▶ WORK TO DO
Repeat the whole of the data, keeping every detail the same.

▶ GIVEN INFORMATION
====================

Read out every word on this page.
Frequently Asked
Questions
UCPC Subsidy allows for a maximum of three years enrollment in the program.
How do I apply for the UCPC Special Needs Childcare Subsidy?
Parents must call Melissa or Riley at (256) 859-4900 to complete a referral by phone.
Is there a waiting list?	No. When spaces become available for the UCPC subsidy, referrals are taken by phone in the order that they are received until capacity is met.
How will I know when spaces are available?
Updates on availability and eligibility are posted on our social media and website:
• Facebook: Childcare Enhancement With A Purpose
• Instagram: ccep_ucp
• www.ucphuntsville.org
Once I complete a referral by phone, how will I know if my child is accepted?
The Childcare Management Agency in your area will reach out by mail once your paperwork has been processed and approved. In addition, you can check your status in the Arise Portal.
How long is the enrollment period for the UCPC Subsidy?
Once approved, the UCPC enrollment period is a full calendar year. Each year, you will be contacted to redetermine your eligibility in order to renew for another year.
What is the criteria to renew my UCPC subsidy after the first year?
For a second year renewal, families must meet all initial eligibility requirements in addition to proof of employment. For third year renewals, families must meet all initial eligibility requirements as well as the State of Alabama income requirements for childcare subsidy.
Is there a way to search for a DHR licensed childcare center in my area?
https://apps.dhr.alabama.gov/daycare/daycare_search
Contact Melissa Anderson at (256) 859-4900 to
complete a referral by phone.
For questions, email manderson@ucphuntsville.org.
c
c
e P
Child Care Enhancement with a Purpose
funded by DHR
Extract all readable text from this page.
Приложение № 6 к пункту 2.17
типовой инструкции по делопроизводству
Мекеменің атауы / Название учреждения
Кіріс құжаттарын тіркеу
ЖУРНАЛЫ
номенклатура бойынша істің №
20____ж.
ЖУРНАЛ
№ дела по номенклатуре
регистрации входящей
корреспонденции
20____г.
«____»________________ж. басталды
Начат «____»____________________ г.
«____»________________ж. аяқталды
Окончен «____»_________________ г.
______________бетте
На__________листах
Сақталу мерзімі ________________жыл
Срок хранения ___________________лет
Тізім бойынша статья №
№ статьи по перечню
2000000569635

====================

▶ WRITTEN ANSWER
Read out every word on this page.
Frequently Asked
Questions
UCPC Subsidy allows for a maximum of three years enrollment in the program.
How do I apply for the UCPC Special Needs Childcare Subsidy?
Parents must call Melissa or Riley at (256) 859-4900 to complete a referral by phone.
Is there a waiting list?	No. When spaces become available for the UCPC subsidy, referrals are taken by phone in the order that they are received until capacity is met.
How will I know when spaces are available?
Updates on availability and eligibility are posted on our social media and website:
• Facebook: Childcare Enhancement With A Purpose
• Instagram: ccep_ucp
• www.ucphuntsville.org
Once I complete a referral by phone, how will I know if my child is accepted?
The Childcare Management Agency in your area will reach out by mail once your paperwork has been processed and approved. In addition, you can check your status in the Arise Portal.
How long is the enrollment period for the UCPC Subsidy?
Once approved, the UCPC enrollment period is a full calendar year. Each year, you will be contacted to redetermine your eligibility in order to renew for another year.
What is the criteria to renew my UCPC subsidy after the first year?
For a second year renewal, families must meet all initial eligibility requirements in addition to proof of employment. For third year renewals, families must meet all initial eligibility requirements as well as the State of Alabama income requirements for childcare subsidy.
Is there a way to search for a DHR licensed childcare center in my area?
https://apps.dhr.alabama.gov/daycare/daycare_search
Contact Melissa Anderson at (256) 859-4900 to
complete a referral by phone.
For questions, email manderson@ucphuntsville.org.
c
c
e P
Child Care Enhancement with a Purpose
funded by DHR
Extract all readable text from this page.
Приложение № 6 к пункту 2.17
типовой инструкции по делопроизводству
Мекеменің атауы / Название учреждения
Кіріс құжаттарын тіркеу
ЖУРНАЛЫ
номенклатура бойынша істің №
20____ж.
ЖУРНАЛ
№ дела по номенклатуре
регистрации входящей
корреспонденции
20____г.
«____»________________ж. басталды
Начат «____»____________________ г.
«____»________________ж. аяқталды
Окончен «____»_________________ г.
______________бетте
На__________листах
Сақталу мерзімі ________________жыл
Срок хранения ___________________лет
Тізім бойынша статья №
№ статьи по перечню
2000000569635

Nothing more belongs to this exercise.